**Document segment**
Extent of bank’s liability

All along, the banks had taken the “lease” stand — that is, they are only letting out the locker space on rent and, since they do not have any way of knowing what has gone into a locker, they cannot be held accountable for missing content.

Also read: Locker insurance can be highly valuable; here’s what you should know

The RBI, in a notification dated August 18, 2021, instructed banks to make sure no unfair terms or conditions were incorporated in their locker agreements. The aim was to ensure that the terms of the contract were not more onerous on the customer than what was needed to safeguard the bank’s own interests.

The RBI also directed banks to come up with a board-approved agreement for lockers. For this, they could adopt the model locker agreement framed by the Indian Banks’ Association (IBA). This agreement was to conform with the directions given by the SC.

Clauses of the new agreement

The new agreement form (contract), which you have been asked to sign, now contains the following clauses:

“The bank shall not be liable for any damage and/or loss of contents of locker arising from natural calamities or Acts of God like earthquake, floods, lightning and thunderstorm or any act that is attributable to the sole fault or negligence of the customer.”

“While the bank will exercise all such normal precautions as it may in its absolute discretion deem fit, it does not accept liability or responsibility for any loss or damage whatever sustained to items deposited with it. In instances where loss of contents of locker are due to incidents of bank’s own shortcomings, negligence and by any act of omission/commission or attributable to fraud committed by its employee(s), the bank’s liability shall be for an amount equivalent to one hundred times the prevailing annual rent of the safe deposit locker.” (As stated in the Bank of Baroda agreement form available online).

**Data extract**
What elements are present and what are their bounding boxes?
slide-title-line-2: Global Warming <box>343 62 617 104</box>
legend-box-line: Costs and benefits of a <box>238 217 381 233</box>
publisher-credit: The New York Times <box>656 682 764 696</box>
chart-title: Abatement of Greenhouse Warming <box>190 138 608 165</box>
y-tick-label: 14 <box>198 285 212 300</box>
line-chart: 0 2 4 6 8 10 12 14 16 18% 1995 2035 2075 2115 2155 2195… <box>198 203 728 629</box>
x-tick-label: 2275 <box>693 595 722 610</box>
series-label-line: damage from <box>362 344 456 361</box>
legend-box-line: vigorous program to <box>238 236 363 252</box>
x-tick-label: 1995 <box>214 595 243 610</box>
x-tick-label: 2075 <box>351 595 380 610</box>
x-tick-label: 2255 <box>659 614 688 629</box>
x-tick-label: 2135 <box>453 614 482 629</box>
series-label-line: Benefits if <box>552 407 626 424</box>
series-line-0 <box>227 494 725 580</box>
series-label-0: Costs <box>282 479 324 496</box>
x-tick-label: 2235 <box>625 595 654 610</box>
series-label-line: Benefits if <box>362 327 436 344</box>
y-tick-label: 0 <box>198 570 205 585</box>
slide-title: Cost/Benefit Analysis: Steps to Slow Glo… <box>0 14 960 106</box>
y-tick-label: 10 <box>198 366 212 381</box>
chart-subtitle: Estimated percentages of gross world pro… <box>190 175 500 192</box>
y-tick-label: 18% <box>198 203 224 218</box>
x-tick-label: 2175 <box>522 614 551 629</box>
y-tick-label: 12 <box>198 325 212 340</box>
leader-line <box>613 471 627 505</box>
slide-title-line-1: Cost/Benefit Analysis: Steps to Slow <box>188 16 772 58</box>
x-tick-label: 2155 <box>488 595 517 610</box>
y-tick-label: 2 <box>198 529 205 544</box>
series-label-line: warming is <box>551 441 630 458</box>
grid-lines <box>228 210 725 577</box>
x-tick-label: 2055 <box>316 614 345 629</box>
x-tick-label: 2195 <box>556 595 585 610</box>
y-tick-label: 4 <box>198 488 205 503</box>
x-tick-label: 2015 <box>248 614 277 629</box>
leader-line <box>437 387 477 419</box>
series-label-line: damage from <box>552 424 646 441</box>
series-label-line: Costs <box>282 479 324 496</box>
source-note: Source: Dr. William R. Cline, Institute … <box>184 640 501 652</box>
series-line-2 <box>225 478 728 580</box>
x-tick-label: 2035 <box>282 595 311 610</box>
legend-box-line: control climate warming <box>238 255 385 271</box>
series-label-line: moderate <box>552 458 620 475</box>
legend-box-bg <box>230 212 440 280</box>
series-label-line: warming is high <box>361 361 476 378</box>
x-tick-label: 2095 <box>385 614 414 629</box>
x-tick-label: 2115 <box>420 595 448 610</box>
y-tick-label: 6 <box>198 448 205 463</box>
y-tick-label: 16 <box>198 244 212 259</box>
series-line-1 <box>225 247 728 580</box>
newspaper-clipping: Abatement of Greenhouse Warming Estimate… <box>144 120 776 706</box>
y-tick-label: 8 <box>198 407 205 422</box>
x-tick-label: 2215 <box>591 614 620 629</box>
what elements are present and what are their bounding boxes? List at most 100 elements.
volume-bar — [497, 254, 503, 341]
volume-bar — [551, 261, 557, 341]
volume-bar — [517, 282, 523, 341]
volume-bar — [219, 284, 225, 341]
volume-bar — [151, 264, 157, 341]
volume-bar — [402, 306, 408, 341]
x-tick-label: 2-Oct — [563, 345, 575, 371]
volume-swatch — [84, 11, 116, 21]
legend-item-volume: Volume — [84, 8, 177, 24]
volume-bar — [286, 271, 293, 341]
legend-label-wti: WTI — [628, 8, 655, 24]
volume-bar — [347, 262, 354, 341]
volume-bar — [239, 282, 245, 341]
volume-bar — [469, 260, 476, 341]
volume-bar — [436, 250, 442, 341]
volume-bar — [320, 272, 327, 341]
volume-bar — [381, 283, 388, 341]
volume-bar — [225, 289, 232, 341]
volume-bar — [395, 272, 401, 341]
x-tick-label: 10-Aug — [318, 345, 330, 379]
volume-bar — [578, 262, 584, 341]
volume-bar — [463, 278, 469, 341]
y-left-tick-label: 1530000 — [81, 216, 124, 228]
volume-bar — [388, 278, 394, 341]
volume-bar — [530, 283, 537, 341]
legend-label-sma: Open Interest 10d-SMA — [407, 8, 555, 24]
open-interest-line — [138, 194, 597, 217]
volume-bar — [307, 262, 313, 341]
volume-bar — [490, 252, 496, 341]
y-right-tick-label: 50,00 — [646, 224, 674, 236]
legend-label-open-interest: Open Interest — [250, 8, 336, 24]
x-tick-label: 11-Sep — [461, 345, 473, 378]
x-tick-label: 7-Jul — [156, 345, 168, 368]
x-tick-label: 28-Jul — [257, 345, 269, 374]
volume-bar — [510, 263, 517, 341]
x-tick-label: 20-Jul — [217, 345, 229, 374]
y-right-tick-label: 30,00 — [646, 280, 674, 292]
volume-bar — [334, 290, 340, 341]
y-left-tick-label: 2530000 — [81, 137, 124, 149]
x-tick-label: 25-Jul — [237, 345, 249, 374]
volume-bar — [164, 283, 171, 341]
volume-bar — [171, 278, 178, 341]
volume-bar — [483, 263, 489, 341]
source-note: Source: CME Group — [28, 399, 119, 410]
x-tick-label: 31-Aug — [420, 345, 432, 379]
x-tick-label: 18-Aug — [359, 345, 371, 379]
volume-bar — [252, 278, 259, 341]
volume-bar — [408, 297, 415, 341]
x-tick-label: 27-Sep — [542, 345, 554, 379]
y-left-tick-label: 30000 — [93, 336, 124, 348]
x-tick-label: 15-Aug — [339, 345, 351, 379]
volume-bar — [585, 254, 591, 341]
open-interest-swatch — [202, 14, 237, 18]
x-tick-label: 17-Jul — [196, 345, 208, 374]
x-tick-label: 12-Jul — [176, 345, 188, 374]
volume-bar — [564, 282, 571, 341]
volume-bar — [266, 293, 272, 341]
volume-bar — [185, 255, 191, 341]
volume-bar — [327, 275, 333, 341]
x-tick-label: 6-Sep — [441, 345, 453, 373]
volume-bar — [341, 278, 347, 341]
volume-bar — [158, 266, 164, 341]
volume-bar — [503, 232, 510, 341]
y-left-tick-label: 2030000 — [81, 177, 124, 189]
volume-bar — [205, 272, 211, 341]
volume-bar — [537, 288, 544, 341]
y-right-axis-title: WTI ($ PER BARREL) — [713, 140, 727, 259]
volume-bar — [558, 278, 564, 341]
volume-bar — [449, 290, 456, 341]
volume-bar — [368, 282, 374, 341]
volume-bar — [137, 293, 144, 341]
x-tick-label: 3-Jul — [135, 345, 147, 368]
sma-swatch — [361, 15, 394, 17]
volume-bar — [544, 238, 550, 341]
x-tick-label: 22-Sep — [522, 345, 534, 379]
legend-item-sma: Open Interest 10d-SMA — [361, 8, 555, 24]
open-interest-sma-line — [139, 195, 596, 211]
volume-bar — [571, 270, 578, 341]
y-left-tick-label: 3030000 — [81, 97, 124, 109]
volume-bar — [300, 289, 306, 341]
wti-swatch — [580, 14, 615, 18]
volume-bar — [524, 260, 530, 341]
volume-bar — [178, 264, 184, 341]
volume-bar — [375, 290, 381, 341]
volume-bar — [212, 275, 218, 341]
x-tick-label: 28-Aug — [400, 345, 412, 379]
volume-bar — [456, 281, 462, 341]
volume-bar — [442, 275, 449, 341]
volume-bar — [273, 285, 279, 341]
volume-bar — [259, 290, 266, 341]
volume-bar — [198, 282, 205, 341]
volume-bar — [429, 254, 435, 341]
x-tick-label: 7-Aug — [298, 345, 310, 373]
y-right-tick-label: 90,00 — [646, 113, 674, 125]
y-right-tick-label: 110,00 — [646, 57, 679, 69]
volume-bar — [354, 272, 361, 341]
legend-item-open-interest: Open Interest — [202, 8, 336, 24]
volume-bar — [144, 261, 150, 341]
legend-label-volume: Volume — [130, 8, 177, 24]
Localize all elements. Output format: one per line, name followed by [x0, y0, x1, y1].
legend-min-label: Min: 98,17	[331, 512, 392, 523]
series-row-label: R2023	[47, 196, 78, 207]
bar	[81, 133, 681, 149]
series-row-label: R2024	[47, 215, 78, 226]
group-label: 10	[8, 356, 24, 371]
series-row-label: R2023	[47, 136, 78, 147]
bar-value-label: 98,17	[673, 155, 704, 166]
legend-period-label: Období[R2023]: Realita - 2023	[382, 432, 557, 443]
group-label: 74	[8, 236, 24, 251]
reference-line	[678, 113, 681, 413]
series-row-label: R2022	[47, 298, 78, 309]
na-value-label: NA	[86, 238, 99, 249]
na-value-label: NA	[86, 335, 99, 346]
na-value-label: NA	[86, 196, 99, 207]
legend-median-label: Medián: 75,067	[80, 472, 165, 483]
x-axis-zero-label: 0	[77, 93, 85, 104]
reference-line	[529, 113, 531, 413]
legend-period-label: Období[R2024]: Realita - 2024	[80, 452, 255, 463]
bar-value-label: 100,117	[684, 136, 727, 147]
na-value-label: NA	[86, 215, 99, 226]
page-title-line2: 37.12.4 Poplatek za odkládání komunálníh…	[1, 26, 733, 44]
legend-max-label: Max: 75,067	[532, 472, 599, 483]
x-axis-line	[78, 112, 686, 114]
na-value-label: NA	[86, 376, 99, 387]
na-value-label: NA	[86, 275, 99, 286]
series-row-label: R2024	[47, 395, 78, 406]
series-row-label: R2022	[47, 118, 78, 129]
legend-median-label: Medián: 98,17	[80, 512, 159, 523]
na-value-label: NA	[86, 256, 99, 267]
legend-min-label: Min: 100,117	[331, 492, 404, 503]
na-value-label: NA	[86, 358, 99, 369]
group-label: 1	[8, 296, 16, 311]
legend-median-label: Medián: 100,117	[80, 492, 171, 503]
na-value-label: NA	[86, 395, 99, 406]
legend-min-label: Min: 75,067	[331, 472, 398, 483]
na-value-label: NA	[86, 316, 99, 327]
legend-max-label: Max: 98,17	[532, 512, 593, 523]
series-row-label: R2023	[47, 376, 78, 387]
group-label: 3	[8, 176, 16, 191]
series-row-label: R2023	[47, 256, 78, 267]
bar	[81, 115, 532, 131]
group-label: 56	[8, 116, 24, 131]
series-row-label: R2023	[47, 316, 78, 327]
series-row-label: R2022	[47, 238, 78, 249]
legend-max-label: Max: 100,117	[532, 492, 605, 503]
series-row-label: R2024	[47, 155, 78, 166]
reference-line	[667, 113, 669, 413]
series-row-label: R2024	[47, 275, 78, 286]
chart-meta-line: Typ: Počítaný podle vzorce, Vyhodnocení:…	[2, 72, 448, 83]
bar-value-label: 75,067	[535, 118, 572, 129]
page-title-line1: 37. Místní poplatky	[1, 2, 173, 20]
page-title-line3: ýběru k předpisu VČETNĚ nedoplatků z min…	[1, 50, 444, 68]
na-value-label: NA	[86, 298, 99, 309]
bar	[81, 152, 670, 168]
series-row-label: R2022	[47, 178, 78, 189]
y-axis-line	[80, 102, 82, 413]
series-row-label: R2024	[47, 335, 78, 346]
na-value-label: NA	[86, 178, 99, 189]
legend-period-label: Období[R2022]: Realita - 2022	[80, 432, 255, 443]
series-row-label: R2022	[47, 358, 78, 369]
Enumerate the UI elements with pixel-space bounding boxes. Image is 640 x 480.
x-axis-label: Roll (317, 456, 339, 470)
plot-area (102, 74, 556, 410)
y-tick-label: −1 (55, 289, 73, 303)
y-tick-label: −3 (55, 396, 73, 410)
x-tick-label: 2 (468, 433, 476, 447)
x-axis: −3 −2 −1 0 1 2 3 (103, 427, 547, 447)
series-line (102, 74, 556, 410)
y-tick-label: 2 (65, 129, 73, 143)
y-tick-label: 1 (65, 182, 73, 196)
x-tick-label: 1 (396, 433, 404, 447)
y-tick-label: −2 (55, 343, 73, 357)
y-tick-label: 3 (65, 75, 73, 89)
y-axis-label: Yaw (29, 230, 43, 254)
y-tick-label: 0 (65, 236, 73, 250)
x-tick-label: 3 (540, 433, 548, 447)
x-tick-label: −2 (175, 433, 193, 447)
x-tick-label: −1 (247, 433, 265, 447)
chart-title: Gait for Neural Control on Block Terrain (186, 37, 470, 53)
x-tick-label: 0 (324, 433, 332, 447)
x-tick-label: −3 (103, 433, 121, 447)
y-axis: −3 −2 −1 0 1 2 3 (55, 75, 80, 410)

**Your objective**
Reproduce the stretch of the bank locker liability passage from "Extent of bank’s" through "for missing content.". The material comes from a separate source unrelated to the passage on bank locker liability.

**Output for this task**
Extent of bank’s liability

All along, the banks had taken the “lease” stand — that is, they are only letting out the locker space on rent and, since they do not have any way of knowing what has gone into a locker, they cannot be held accountable for missing content.